Stored dataset items
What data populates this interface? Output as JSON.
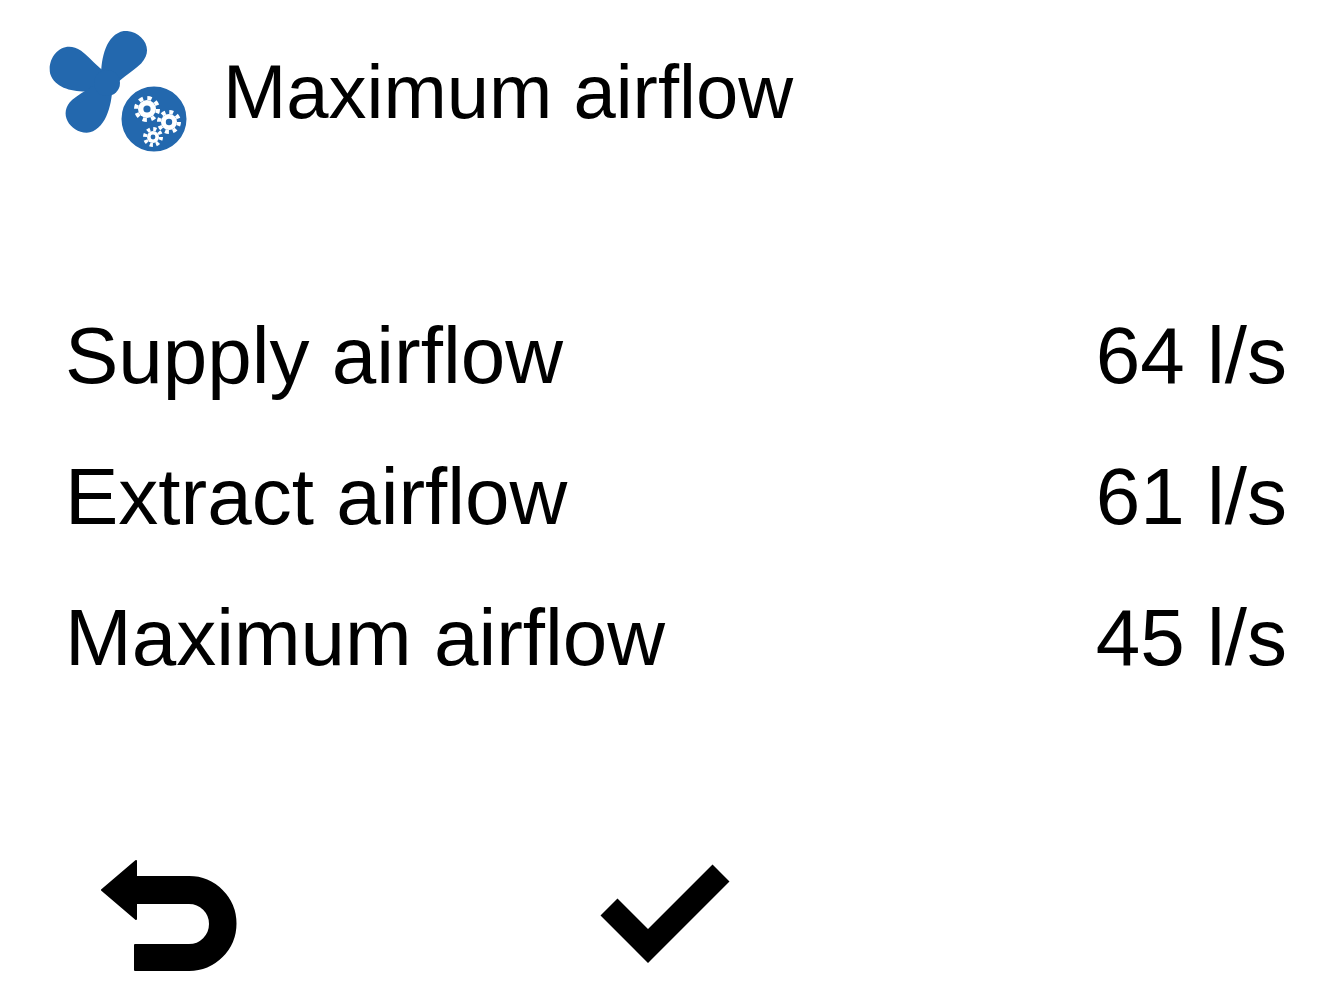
{
  "header": {
    "title": "Maximum airflow"
  },
  "rows": [
    {
      "label": "Supply airflow",
      "value": "64 l/s"
    },
    {
      "label": "Extract airflow",
      "value": "61 l/s"
    },
    {
      "label": "Maximum airflow",
      "value": "45 l/s"
    }
  ],
  "footer": {
    "buttons": [
      {
        "kind": "back"
      },
      {
        "kind": "confirm"
      }
    ]
  }
}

**WHAT IS NEEDED:**
Quote the entries above word for word. Leave the images out.

**EXERCISE RESULT:**
What data populates this interface? Output as JSON.
{
  "header": {
    "title": "Maximum airflow"
  },
  "rows": [
    {
      "label": "Supply airflow",
      "value": "64 l/s"
    },
    {
      "label": "Extract airflow",
      "value": "61 l/s"
    },
    {
      "label": "Maximum airflow",
      "value": "45 l/s"
    }
  ],
  "footer": {
    "buttons": [
      {
        "kind": "back"
      },
      {
        "kind": "confirm"
      }
    ]
  }
}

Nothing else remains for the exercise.